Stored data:
'''
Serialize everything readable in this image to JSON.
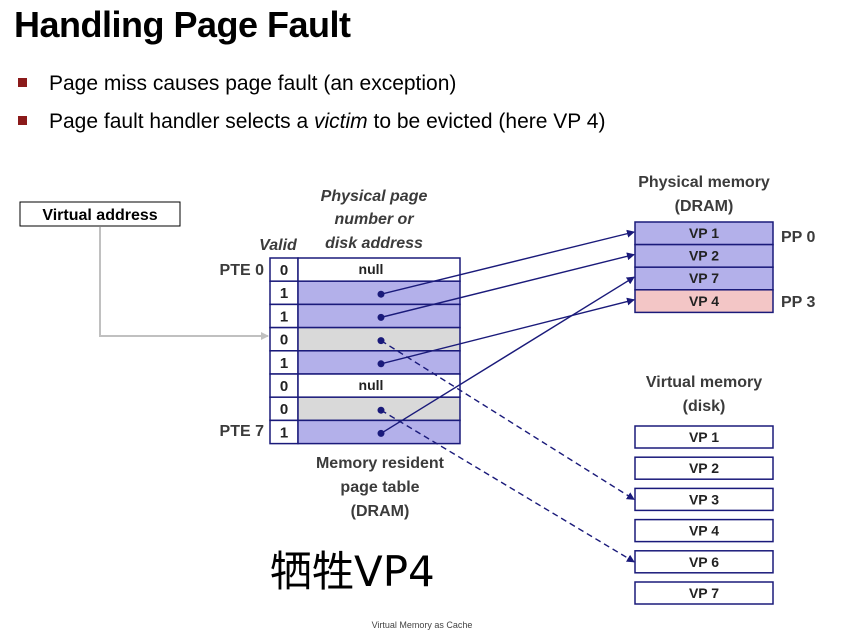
{
  "title": "Handling Page Fault",
  "bullets": {
    "b1": "Page miss causes page fault (an exception)",
    "b2_pre": "Page fault handler selects a ",
    "b2_em": "victim",
    "b2_post": " to be evicted (here VP 4)"
  },
  "virtual_address_label": "Virtual address",
  "page_table": {
    "header_col": "Physical page number or disk address",
    "header_line1": "Physical page",
    "header_line2": "number or",
    "header_line3": "disk address",
    "valid_label": "Valid",
    "pte_first": "PTE 0",
    "pte_last": "PTE 7",
    "caption_line1": "Memory resident",
    "caption_line2": "page table",
    "caption_line3": "(DRAM)",
    "rows": [
      {
        "valid": "0",
        "content": "null",
        "kind": "null"
      },
      {
        "valid": "1",
        "content": "",
        "kind": "phys"
      },
      {
        "valid": "1",
        "content": "",
        "kind": "phys"
      },
      {
        "valid": "0",
        "content": "",
        "kind": "disk"
      },
      {
        "valid": "1",
        "content": "",
        "kind": "phys"
      },
      {
        "valid": "0",
        "content": "null",
        "kind": "null"
      },
      {
        "valid": "0",
        "content": "",
        "kind": "disk"
      },
      {
        "valid": "1",
        "content": "",
        "kind": "phys"
      }
    ]
  },
  "physical_memory": {
    "title_line1": "Physical memory",
    "title_line2": "(DRAM)",
    "pages": [
      {
        "label": "VP 1",
        "victim": false
      },
      {
        "label": "VP 2",
        "victim": false
      },
      {
        "label": "VP 7",
        "victim": false
      },
      {
        "label": "VP 4",
        "victim": true
      }
    ],
    "pp_first": "PP 0",
    "pp_last": "PP 3"
  },
  "virtual_memory": {
    "title_line1": "Virtual memory",
    "title_line2": "(disk)",
    "pages": [
      "VP 1",
      "VP 2",
      "VP 3",
      "VP 4",
      "VP 6",
      "VP 7"
    ]
  },
  "annotation": "牺牲VP4",
  "footer": "Virtual Memory as Cache",
  "colors": {
    "table_border": "#1a1a7a",
    "phys_fill": "#b3b0ea",
    "disk_fill": "#d9d9d9",
    "victim_fill": "#f3c6c6",
    "bullet": "#8b1a1a",
    "arrow": "#1a1a7a",
    "va_arrow": "#c0c0c0"
  }
}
'''
[WORK TO DO]
Images should not appear in the copy; retype the listing above exactly.

[CORRECT OUTPUT]
Serialize everything readable in this image to JSON.
{
  "title": "Handling Page Fault",
  "bullets": {
    "b1": "Page miss causes page fault (an exception)",
    "b2_pre": "Page fault handler selects a ",
    "b2_em": "victim",
    "b2_post": " to be evicted (here VP 4)"
  },
  "virtual_address_label": "Virtual address",
  "page_table": {
    "header_col": "Physical page number or disk address",
    "header_line1": "Physical page",
    "header_line2": "number or",
    "header_line3": "disk address",
    "valid_label": "Valid",
    "pte_first": "PTE 0",
    "pte_last": "PTE 7",
    "caption_line1": "Memory resident",
    "caption_line2": "page table",
    "caption_line3": "(DRAM)",
    "rows": [
      {
        "valid": "0",
        "content": "null",
        "kind": "null"
      },
      {
        "valid": "1",
        "content": "",
        "kind": "phys"
      },
      {
        "valid": "1",
        "content": "",
        "kind": "phys"
      },
      {
        "valid": "0",
        "content": "",
        "kind": "disk"
      },
      {
        "valid": "1",
        "content": "",
        "kind": "phys"
      },
      {
        "valid": "0",
        "content": "null",
        "kind": "null"
      },
      {
        "valid": "0",
        "content": "",
        "kind": "disk"
      },
      {
        "valid": "1",
        "content": "",
        "kind": "phys"
      }
    ]
  },
  "physical_memory": {
    "title_line1": "Physical memory",
    "title_line2": "(DRAM)",
    "pages": [
      {
        "label": "VP 1",
        "victim": false
      },
      {
        "label": "VP 2",
        "victim": false
      },
      {
        "label": "VP 7",
        "victim": false
      },
      {
        "label": "VP 4",
        "victim": true
      }
    ],
    "pp_first": "PP 0",
    "pp_last": "PP 3"
  },
  "virtual_memory": {
    "title_line1": "Virtual memory",
    "title_line2": "(disk)",
    "pages": [
      "VP 1",
      "VP 2",
      "VP 3",
      "VP 4",
      "VP 6",
      "VP 7"
    ]
  },
  "annotation": "牺牲VP4",
  "footer": "Virtual Memory as Cache",
  "colors": {
    "table_border": "#1a1a7a",
    "phys_fill": "#b3b0ea",
    "disk_fill": "#d9d9d9",
    "victim_fill": "#f3c6c6",
    "bullet": "#8b1a1a",
    "arrow": "#1a1a7a",
    "va_arrow": "#c0c0c0"
  }
}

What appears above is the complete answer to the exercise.